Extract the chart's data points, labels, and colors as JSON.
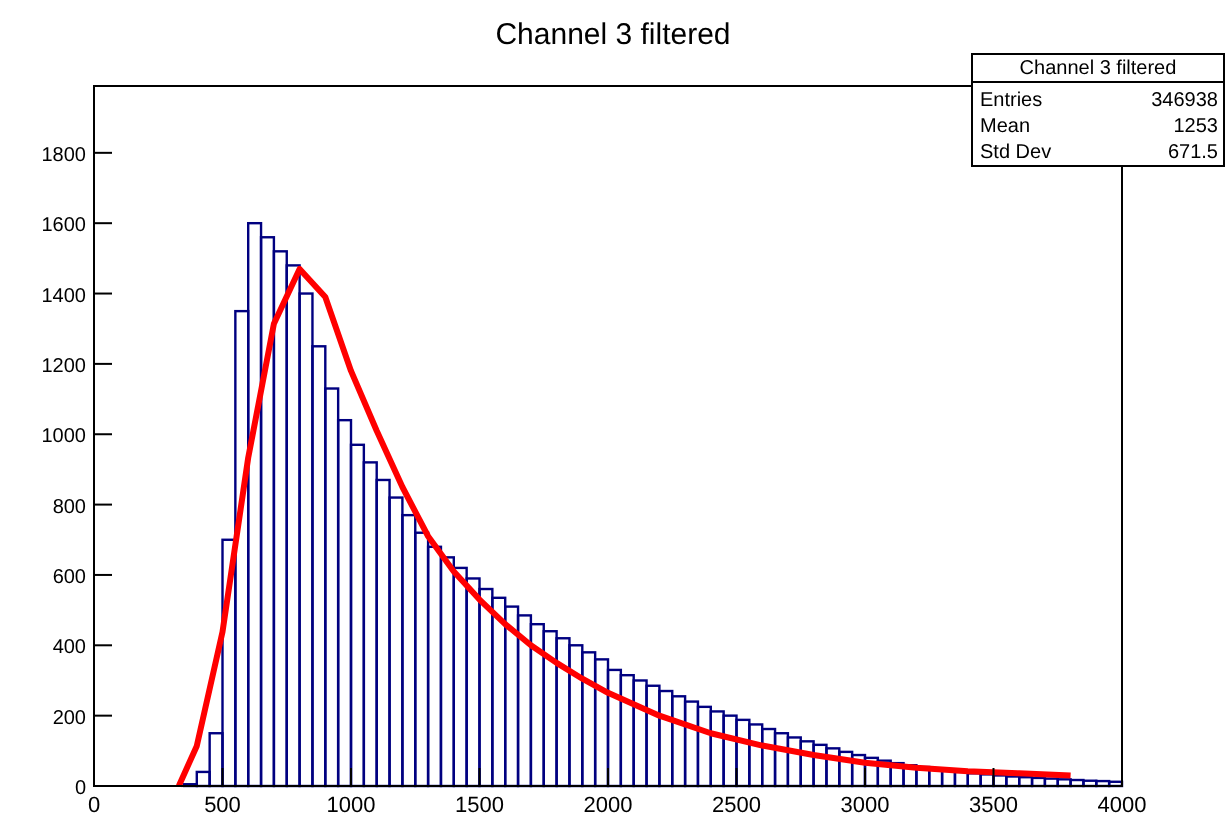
{
  "chart_data": {
    "type": "histogram",
    "title": "Channel 3 filtered",
    "annotations": [
      "Channel 3 filtered",
      "Entries",
      "346938",
      "Mean",
      "1253",
      "Std Dev",
      "671.5"
    ],
    "bins": [
      0,
      50,
      100,
      150,
      200,
      250,
      300,
      350,
      400,
      450,
      500,
      550,
      600,
      650,
      700,
      750,
      800,
      850,
      900,
      950,
      1000,
      1050,
      1100,
      1150,
      1200,
      1250,
      1300,
      1350,
      1400,
      1450,
      1500,
      1550,
      1600,
      1650,
      1700,
      1750,
      1800,
      1850,
      1900,
      1950,
      2000,
      2050,
      2100,
      2150,
      2200,
      2250,
      2300,
      2350,
      2400,
      2450,
      2500,
      2550,
      2600,
      2650,
      2700,
      2750,
      2800,
      2850,
      2900,
      2950,
      3000,
      3050,
      3100,
      3150,
      3200,
      3250,
      3300,
      3350,
      3400,
      3450,
      3500,
      3550,
      3600,
      3650,
      3700,
      3750,
      3800,
      3850,
      3900,
      3950,
      4000
    ],
    "series": [
      {
        "color": "#000080",
        "values": [
          0,
          0,
          0,
          0,
          0,
          0,
          0,
          5,
          40,
          150,
          700,
          1350,
          1600,
          1560,
          1520,
          1480,
          1400,
          1250,
          1130,
          1040,
          970,
          920,
          870,
          820,
          770,
          720,
          680,
          650,
          620,
          590,
          560,
          535,
          510,
          485,
          460,
          440,
          420,
          400,
          380,
          360,
          330,
          315,
          300,
          285,
          270,
          255,
          240,
          225,
          212,
          200,
          188,
          175,
          162,
          150,
          138,
          127,
          117,
          107,
          97,
          88,
          80,
          72,
          65,
          59,
          54,
          49,
          44,
          40,
          36,
          33,
          30,
          27,
          25,
          23,
          21,
          19,
          17,
          15,
          14,
          12
        ]
      },
      {
        "type": "line",
        "color": "#ff0000",
        "x": [
          330,
          400,
          500,
          600,
          700,
          800,
          900,
          1000,
          1100,
          1200,
          1300,
          1400,
          1500,
          1600,
          1700,
          1800,
          1900,
          2000,
          2200,
          2400,
          2600,
          2800,
          3000,
          3200,
          3400,
          3600,
          3800
        ],
        "values": [
          0,
          114,
          438,
          933,
          1314,
          1470,
          1390,
          1180,
          1010,
          850,
          710,
          610,
          530,
          460,
          400,
          350,
          305,
          265,
          200,
          150,
          115,
          88,
          66,
          52,
          42,
          36,
          30
        ]
      }
    ],
    "xlim": [
      0,
      4000
    ],
    "xticks": [
      0,
      500,
      1000,
      1500,
      2000,
      2500,
      3000,
      3500,
      4000
    ],
    "ylim": [
      0,
      1990
    ],
    "yticks": [
      0,
      200,
      400,
      600,
      800,
      1000,
      1200,
      1400,
      1600,
      1800
    ],
    "grid": false
  }
}
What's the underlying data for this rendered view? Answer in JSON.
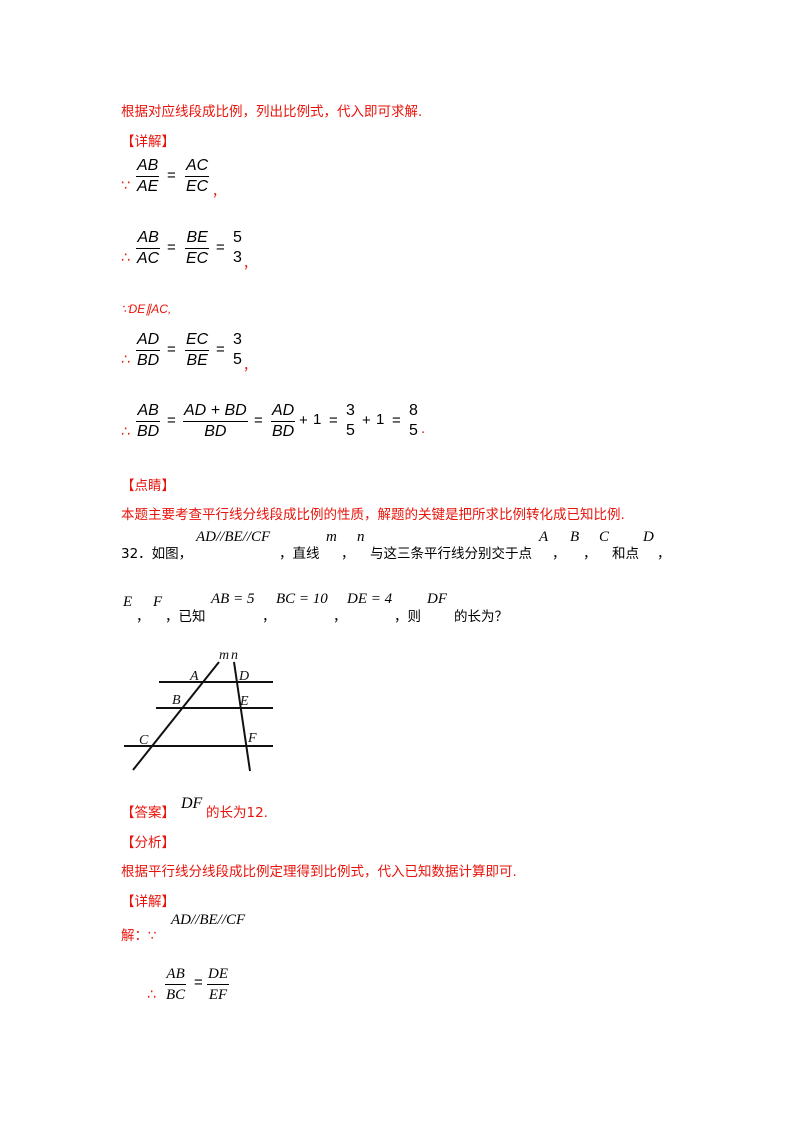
{
  "intro_line": "根据对应线段成比例，列出比例式，代入即可求解.",
  "sections": {
    "detail": "【详解】",
    "comment": "【点睛】",
    "answer": "【答案】",
    "analysis": "【分析】",
    "detail2": "【详解】"
  },
  "math": {
    "because": "∵",
    "therefore": "∴",
    "AB": "AB",
    "AE": "AE",
    "AC": "AC",
    "EC": "EC",
    "BE": "BE",
    "AD": "AD",
    "BD": "BD",
    "ADpBD": "AD + BD",
    "five": "5",
    "three": "3",
    "eight": "8",
    "one": "1",
    "eq": "=",
    "plus": "+",
    "comma": "，",
    "dot": ".",
    "parallel_line": "∵DE∥AC,"
  },
  "comment_text": "本题主要考查平行线分线段成比例的性质，解题的关键是把所求比例转化成已知比例.",
  "problem": {
    "number": "32．如图，",
    "parallels": "AD//BE//CF",
    "text1": "，直线",
    "m": "m",
    "sep": "，",
    "n": "n",
    "text2": "与这三条平行线分别交于点",
    "A": "A",
    "B": "B",
    "C": "C",
    "and_point": "和点",
    "D": "D",
    "E": "E",
    "F": "F",
    "known": "，已知",
    "c1": "AB = 5",
    "c2": "BC = 10",
    "c3": "DE = 4",
    "then": "，则",
    "DF": "DF",
    "ask": "的长为？"
  },
  "figure": {
    "labels": {
      "m": "m",
      "n": "n",
      "A": "A",
      "D": "D",
      "B": "B",
      "E": "E",
      "C": "C",
      "F": "F"
    }
  },
  "answer_math": "DF",
  "answer_text": "的长为12.",
  "analysis_text": "根据平行线分线段成比例定理得到比例式，代入已知数据计算即可.",
  "solution": {
    "prefix": "解：∵",
    "parallels": "AD//BE//CF",
    "therefore": "∴",
    "AB": "AB",
    "BC": "BC",
    "DE": "DE",
    "EF": "EF",
    "eq": "="
  }
}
------
## Given instruction
Show every line in the entries where the string "filtered" occurs.

## Output for this task
    "title": "Channel 3 filtered",
      "Channel 3 filtered",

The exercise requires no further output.